DOCUMENT PASSAGE:
= = =
Threaded Binary Tree

Threaded binary tree saves stack recursion space used for traversing a tree , by making traversal iterative istead of recursive.
    The right most null node is made to be ponted to its inorder successor while tree formation .
    So space complexity becomes O(1) from O(N)

#include<cstdio.h>
#include<iostream>

//structure of a node in a threded binary tree
struct treeNode{
    int data;
    struct treeNode* right;
    struct treeNode* left;
    bool isRightHanded;

};

struct treeNode* leftMost(struct treeNode* curr)
{
    if (curr == NULL)
        return NULL;
    while (curr->left != NULL)
        curr = curr->left;
    return curr;

}

void traverseThrededTree(struct treeNode* root)
{
    if (root == NULL)
    {
        printf("Empty tree");
        return ;
    }

    struct treeNode* cur = leftMost(root);

    while (cur != NULL)
    {
        printf("%d", cur->data);

        //if node is right handed , go to next node
        if (cur->isRightHanded)
        {
            cur = cur->right;
        }
        else // else go to next leftmost node of the right node , if it exist
        {
            cur = leftMost(cur->right);
        }
    }

}

Find size of a binary tree

Print all paths from root to leaf node in a binary tree

Maintain an array path[] having node's data on each level , and the length of path[] , on every new level oush the node's data to path[] and increment path len.
If we are at the leaf node , print the path[] , or try recursing to left and right child

#include<stdio.h>

#include<stdlib.h>

struct treeNode
{
    int data;
    struct treeNode* left;
    struct treeNode* right;

};

struct treeNode* newNode(int n)
{
    struct treeNode* node = (struct treeNode*) malloc(sizeof(struct treeNode));
    node->data = n;
    node->left = NULL;
    node->right = NULL;
    return node;

}

void printPathsRecur(struct treeNode* node, int pat[], int pathlen);

void printArray(int ints[], int len)
{
    int i;
    for (i = 0; i<len; i++) {
        printf("%d ", ints[i]);
    }
    printf("\n");
}
void mirror(struct treeNode* node)
{
    if (node == NULL)
        return;
    //go to left node
    mirror(node->left);
    mirror(node->right);

    //swap left and right node child pointers
    struct treeNode* temp = node->left;
    node->left = node->right;
    node -> right = temp;

}

void printPaths(struct node* node)
{
    int path[1000];
    printPathsRecur(node, path, 0);
}

void printPathsRecur(struct treeNode* node, int pat[], int pathlen)
= = =
DATASET ROWS:
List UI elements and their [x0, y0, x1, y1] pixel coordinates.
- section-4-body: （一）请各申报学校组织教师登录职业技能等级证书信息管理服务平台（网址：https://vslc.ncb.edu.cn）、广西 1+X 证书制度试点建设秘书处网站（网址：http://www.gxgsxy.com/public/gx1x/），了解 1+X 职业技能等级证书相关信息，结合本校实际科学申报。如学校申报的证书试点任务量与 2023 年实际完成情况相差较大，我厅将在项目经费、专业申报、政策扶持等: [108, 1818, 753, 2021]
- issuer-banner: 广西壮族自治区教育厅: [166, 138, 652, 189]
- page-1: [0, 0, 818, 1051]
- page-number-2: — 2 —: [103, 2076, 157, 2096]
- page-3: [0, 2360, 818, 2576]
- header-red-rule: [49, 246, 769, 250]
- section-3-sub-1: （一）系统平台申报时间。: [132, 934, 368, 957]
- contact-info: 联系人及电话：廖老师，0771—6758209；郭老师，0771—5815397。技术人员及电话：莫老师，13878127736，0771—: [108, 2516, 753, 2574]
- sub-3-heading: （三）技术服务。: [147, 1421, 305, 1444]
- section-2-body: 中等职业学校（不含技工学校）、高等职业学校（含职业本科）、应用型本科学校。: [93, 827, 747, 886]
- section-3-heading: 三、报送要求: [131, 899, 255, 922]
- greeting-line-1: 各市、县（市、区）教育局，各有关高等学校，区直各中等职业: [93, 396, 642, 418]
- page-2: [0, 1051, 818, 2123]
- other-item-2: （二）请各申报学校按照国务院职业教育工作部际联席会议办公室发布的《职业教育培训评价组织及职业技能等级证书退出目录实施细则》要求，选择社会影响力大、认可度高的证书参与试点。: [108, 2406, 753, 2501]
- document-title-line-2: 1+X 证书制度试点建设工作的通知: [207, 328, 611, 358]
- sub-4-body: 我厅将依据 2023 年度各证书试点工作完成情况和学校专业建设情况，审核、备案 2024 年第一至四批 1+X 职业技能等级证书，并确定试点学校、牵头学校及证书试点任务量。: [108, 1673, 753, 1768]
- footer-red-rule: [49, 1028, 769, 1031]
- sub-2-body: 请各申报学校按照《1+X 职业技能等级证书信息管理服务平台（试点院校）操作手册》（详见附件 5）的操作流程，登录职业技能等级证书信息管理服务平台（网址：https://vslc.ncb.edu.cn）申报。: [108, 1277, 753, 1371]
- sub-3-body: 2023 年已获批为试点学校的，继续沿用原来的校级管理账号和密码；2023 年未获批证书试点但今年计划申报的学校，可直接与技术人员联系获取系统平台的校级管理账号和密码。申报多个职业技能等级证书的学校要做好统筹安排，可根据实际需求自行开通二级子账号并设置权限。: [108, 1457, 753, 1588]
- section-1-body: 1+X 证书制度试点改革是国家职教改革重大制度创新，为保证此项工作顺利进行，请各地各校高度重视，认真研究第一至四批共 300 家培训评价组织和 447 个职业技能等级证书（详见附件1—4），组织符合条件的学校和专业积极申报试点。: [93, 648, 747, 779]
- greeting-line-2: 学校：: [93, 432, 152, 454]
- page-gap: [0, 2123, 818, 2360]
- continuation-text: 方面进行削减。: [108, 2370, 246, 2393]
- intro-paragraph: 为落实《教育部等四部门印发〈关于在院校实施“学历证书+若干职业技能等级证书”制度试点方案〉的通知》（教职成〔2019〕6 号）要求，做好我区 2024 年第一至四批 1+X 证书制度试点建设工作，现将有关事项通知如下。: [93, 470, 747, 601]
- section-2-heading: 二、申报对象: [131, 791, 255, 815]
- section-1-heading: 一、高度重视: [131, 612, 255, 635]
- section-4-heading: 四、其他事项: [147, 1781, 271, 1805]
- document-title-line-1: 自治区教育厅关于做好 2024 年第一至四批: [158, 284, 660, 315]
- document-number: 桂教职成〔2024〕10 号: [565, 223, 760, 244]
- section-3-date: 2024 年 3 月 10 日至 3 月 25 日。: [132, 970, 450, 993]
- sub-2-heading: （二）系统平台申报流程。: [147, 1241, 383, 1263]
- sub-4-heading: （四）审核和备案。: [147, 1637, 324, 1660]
= = =
CHALLENGES:
**A)** From the binary tree passage, quote the text between "Print all paths" and "increment path len.", inclusive.
**B)** Write the next part of the binary tree passage, picking up where it stops.

THE REPLIES:
**A)**
Print all paths from root to leaf node in a binary tree

Maintain an array path[] having node's data on each level , and the length of path[] , on every new level oush the node's data to path[] and increment path len.

**B)**
{
    if (node == NULL)
    {
        return;
    }

    //add the node to path at this level
    pat[pathlen] = node -> data;
    //increment path len
    ++pathlen;

    //if its a leaf node , print the path
    if (node->right == NULL && node->left == NULL)
    {
        printArray(pat, pathlen);
    }
    else
    {
        //try bith subtree
        printPathsRecur(node->left, pat, pathlen);
        printPathsRecur(node->right, pat, pathlen);
    }
}
int main()
{
    struct treeNode *root = newNode(1);
    root->left = newNode(2);
    root->right = newNode(3);
    root->left->left = newNode(4);
    root->left->right = newNode(5);

    /* Print all root-to-leaf paths of the input tree */
    printPaths(root);

    getchar();
    return 0;

}

Mirror a Binary tree

Mirror a binary tree works by recursing in post order , and then swapping left and right pointers of the node

#include<stdio.h>

#include<stdlib.h>

struct treeNode
{
    int data;
    struct treeNode* left;
    struct treeNode* right;

};

struct treeNode* newNode(int n)
{
    struct treeNode* node = (struct treeNode*) malloc(sizeof(struct treeNode));
    node->data = n;
    node->left = NULL;
    node->right = NULL;
    return node;

}

void mirror(struct treeNode* node)
{
    if (node == NULL)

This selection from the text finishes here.